[Start of Attachment]

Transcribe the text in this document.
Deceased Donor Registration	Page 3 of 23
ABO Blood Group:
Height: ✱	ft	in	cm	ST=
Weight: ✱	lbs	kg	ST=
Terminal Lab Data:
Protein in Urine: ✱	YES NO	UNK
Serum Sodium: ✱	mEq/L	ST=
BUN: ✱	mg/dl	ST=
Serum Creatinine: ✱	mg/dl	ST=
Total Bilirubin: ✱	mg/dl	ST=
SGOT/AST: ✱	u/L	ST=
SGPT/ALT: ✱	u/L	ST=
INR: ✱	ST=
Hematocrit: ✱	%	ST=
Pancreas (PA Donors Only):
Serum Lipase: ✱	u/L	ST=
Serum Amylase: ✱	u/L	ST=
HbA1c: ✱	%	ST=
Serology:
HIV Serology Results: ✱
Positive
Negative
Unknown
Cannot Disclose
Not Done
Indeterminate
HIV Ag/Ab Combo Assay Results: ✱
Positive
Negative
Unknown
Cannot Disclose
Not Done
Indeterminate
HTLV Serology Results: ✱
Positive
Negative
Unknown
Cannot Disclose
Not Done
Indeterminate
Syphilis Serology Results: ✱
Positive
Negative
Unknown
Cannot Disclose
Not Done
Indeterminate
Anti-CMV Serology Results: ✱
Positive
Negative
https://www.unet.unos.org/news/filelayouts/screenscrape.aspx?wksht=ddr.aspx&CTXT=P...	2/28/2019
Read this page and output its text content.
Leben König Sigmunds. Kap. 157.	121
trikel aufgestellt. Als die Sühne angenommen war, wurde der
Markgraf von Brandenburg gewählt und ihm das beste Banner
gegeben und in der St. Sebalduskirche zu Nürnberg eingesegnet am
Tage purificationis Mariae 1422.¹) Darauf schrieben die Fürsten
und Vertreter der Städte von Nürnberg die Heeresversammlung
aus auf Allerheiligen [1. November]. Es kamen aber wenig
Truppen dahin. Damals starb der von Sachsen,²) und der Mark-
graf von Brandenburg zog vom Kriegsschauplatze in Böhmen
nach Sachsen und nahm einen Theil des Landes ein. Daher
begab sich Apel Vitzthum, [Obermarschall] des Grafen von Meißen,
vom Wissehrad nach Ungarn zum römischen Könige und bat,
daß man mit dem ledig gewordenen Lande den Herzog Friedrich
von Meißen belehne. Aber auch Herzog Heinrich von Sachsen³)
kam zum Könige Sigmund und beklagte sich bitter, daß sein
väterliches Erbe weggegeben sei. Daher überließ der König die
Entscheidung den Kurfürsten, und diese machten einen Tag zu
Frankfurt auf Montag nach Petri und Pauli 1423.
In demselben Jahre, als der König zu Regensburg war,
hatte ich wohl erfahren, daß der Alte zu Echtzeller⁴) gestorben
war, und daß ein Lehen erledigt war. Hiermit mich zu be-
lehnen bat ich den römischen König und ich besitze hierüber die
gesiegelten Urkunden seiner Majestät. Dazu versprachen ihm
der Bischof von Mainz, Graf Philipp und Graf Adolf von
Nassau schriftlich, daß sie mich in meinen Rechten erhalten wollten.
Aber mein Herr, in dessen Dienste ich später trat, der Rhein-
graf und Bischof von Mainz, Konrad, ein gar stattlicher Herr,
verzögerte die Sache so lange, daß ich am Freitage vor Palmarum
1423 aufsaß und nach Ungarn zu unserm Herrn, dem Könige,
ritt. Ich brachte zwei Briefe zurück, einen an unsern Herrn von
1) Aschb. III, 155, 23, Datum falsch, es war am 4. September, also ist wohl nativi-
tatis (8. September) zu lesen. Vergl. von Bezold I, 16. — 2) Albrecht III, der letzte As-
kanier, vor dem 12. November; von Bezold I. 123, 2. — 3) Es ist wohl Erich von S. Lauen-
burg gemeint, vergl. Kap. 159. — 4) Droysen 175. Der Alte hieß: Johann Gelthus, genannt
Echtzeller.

[End of Attachment]

_Instructions to follow_:
Which lines of the listing contain the string "wohl"? Copy each of them.

_Response to this task_:
hatte ich wohl erfahren, daß der Alte zu Echtzeller⁴) gestorben
1) Aschb. III, 155, 23, Datum falsch, es war am 4. September, also ist wohl nativi-
kanier, vor dem 12. November; von Bezold I. 123, 2. — 3) Es ist wohl Erich von S. Lauen-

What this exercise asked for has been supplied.